■ **TEXTO**
>>>

Es agosto del 2016, y un desconocido santiaguino, delgado, alto, de 20 años, está a punto de entrar en combate con un campeón del mundo. Son los Juegos Olímpicos de Río de Janeiro, e Ignacio Morales se para frente al imbatible turco Servet Tazegul. Esa vez, el resultado fue adverso. Perdió con un inapelable 14-1 en contra.

Pero no importó. Sabía que era difícil poder desestabilizar al medallista de oro en Londres 2012. Además, lo importante en el Taekwondo es que te enseña “a ser perseverante, a ser una persona más serena. Al final se trata de seguir adelante hasta conseguir lo que quieres“.

De esta manera recuerda. Ahora, en el presente, Morales tiene motivos para celebrar tras ganar el Oro en los Juegos Deportivos Nacionales.

El destacado deportista comenzó a los ocho años. En su colegio, en Peñalolén, impartían diversos talleres deportivos, y “se habían acabado los cupos en fútbol”, recuerda. Pero quedaba espacio en el curso de Taekwondo.

Lo que al comienzo fue sólo un pasatiempo, con los años pasó a ser algo más. Pese a los reparos de sus padres a que no deje de lado los estudios, demostraba tener un talento casi innato para las artes marciales.

<<<

■ **DATOS**
>>>

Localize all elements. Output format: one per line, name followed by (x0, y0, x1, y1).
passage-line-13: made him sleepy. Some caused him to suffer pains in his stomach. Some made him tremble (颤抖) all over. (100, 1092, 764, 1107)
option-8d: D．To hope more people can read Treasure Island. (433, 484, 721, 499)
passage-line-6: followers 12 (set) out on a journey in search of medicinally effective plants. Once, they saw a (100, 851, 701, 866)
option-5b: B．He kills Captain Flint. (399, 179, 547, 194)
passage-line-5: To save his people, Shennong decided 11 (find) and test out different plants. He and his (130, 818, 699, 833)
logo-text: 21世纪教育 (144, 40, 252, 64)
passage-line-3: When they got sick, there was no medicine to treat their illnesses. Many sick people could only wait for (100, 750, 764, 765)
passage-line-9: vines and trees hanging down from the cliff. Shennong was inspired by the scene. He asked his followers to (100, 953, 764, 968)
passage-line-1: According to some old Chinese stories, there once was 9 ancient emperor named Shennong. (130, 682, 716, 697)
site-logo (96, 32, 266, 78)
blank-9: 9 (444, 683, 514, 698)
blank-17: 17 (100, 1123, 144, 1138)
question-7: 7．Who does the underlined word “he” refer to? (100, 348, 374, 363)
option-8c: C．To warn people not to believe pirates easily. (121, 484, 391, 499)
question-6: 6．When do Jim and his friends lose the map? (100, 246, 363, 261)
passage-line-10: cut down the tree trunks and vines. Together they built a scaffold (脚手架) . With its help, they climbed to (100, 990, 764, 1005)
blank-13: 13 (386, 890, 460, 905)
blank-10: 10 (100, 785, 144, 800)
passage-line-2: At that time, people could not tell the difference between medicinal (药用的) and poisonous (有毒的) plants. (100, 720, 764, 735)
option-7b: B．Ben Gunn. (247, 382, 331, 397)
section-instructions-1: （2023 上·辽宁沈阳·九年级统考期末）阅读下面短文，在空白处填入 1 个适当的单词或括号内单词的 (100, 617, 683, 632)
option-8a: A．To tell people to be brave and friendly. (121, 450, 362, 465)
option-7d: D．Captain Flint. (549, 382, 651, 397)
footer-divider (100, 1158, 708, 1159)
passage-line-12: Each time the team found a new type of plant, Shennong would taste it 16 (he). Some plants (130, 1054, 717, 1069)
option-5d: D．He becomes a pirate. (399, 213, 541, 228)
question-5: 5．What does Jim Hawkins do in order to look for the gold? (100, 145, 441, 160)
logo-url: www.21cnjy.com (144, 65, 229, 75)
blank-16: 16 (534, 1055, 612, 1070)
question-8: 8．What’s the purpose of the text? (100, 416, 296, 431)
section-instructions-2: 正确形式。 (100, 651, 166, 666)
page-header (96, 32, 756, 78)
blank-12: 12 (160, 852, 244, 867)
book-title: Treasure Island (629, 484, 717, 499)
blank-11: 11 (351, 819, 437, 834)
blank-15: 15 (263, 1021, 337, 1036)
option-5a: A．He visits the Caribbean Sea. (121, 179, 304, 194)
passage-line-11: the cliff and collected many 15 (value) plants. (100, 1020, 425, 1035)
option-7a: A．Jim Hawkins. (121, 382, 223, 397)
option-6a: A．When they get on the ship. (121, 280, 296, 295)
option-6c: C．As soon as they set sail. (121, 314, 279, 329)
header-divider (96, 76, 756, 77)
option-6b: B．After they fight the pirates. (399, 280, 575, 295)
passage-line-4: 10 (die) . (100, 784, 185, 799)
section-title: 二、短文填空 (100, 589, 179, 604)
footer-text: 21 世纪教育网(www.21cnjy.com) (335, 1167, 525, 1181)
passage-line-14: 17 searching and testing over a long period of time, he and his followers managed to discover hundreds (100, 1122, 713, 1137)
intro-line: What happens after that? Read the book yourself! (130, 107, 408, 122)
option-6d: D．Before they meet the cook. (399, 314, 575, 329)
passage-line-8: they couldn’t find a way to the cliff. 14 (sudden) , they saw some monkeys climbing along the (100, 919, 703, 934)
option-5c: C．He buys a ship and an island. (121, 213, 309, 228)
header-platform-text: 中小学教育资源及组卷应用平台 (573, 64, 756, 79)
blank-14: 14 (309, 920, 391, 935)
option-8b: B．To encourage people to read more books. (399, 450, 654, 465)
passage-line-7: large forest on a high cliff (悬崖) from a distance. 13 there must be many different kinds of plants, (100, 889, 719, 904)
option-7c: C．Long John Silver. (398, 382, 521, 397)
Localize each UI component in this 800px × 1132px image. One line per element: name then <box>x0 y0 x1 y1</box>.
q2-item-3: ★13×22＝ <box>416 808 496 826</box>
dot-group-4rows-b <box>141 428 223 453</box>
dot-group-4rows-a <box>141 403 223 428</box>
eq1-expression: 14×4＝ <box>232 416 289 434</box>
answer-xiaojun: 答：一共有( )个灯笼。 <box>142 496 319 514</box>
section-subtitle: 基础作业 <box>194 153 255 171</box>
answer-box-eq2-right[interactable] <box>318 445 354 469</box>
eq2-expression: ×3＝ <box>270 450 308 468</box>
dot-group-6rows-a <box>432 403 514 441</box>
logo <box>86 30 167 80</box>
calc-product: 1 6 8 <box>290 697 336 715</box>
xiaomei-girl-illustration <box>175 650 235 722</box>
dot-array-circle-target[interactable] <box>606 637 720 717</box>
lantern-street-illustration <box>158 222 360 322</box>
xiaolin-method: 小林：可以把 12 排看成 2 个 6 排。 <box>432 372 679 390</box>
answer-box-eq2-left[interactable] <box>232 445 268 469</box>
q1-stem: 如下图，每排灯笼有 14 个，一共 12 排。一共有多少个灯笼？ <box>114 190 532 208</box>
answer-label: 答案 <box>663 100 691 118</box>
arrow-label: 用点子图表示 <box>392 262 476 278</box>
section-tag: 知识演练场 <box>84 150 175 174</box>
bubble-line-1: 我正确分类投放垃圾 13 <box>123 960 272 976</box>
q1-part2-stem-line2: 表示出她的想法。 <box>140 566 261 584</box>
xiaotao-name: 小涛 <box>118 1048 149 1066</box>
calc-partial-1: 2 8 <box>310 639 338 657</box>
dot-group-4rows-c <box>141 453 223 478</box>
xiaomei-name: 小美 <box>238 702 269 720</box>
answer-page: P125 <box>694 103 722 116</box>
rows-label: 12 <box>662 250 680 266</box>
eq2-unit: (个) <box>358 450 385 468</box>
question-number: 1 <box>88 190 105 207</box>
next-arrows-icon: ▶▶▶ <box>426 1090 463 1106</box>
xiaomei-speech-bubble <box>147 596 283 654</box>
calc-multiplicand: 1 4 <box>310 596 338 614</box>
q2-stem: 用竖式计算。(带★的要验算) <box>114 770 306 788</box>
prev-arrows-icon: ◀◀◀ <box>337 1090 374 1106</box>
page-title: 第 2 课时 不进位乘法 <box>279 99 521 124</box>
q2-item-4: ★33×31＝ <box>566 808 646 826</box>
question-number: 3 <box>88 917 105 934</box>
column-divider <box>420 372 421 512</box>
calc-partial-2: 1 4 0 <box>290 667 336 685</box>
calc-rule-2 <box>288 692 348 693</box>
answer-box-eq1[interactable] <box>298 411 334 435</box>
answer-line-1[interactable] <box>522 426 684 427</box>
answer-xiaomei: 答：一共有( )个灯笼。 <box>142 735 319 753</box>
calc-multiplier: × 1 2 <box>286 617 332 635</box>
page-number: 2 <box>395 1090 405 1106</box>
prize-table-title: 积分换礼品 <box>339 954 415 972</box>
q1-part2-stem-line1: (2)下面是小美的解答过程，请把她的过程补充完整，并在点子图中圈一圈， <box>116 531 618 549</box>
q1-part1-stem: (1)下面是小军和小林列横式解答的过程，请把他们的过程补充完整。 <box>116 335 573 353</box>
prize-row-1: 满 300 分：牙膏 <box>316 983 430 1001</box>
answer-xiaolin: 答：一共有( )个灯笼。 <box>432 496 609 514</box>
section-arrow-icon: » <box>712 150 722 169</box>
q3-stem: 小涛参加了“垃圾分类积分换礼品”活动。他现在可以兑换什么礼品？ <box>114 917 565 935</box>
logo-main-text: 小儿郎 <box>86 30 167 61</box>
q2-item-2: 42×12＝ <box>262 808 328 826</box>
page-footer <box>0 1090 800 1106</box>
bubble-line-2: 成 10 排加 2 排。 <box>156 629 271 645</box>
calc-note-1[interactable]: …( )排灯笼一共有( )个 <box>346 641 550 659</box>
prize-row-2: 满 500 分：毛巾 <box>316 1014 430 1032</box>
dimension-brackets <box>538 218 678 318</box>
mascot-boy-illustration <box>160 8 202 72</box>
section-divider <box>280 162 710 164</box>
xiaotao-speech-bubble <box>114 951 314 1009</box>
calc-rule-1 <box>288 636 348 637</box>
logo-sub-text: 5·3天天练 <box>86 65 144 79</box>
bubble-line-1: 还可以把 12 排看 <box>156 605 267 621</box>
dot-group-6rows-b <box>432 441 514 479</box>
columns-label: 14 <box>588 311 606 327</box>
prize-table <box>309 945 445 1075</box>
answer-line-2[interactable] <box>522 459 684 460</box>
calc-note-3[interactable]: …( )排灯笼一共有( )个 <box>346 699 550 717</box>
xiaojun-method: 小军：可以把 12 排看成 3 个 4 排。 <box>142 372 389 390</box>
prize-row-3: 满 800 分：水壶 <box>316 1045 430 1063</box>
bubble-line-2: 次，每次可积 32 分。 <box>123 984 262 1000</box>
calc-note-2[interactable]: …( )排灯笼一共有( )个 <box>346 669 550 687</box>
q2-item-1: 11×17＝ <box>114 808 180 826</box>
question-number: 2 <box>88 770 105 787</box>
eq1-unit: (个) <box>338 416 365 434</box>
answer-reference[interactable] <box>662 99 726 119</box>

<<<

■ **TAREA 1**
Indica si cada afirmación coincide con el texto sobre Ignacio Morales y respalda cada respuesta con una cita literal del texto. (a) Morales perdió contra Servet Tazegul por 14-1. (b) Morales empezó a practicar Taekwondo a los doce años. (c) El colegio de Morales estaba en Peñalolén.
■ **TAREA 2**
Enumera todas las competiciones deportivas que se nombran en el texto sobre Ignacio Morales.
■ **TAREA 3**
Prolonga el texto sobre Ignacio Morales a partir de su última oración.

■ **RESPUESTA 1**
(a) Sí: «Perdió con un inapelable 14-1 en contra.»
(b) No: «El destacado deportista comenzó a los ocho años.»
(c) Sí: «En su colegio, en Peñalolén, impartían diversos talleres deportivos»

■ **RESPUESTA 2**
1. Juegos Olímpicos de Río de Janeiro
2. Londres 2012
3. Juegos Deportivos Nacionales

■ **RESPUESTA 3**
Después vinieron las competencias. “En los torneos juveniles empecé a andar muy bien. Pero siempre recuerdo que el primero fui un desastre”. Sin embargo, en el segundo intento quedó quinto del mundo. “Ese fue el click en mi mentalidad de combate. Esa vez perdí por un punto con el campeón mundial, entonces dije que podía estar para grandes cosas“, relata.

Para estar en elite de la disciplina, asumió sacrificios que incluso mermaron su salud. Tras ganar en la categoría 58 kilos en los Odesur 2014, en Santiago, hizo todo lo posible por mantener ese peso.

“Yo competía en esa categoría (58 kg), pero pesaba 65. Entonces me mataba tratando de bajar de peso. Vivía con dietas y habían veces que me alimentaba con una naranja diaria. Entonces me estaba haciendo daño y mi familia también sufría mucho”, cuenta.

Ahora, con su peso ideal, ya no es un desconocido en el deporte nacional. Y su mirada ya fijo un objetivo: “Voy a estar en Tokio 2020, lo estoy decretando desde hoy”.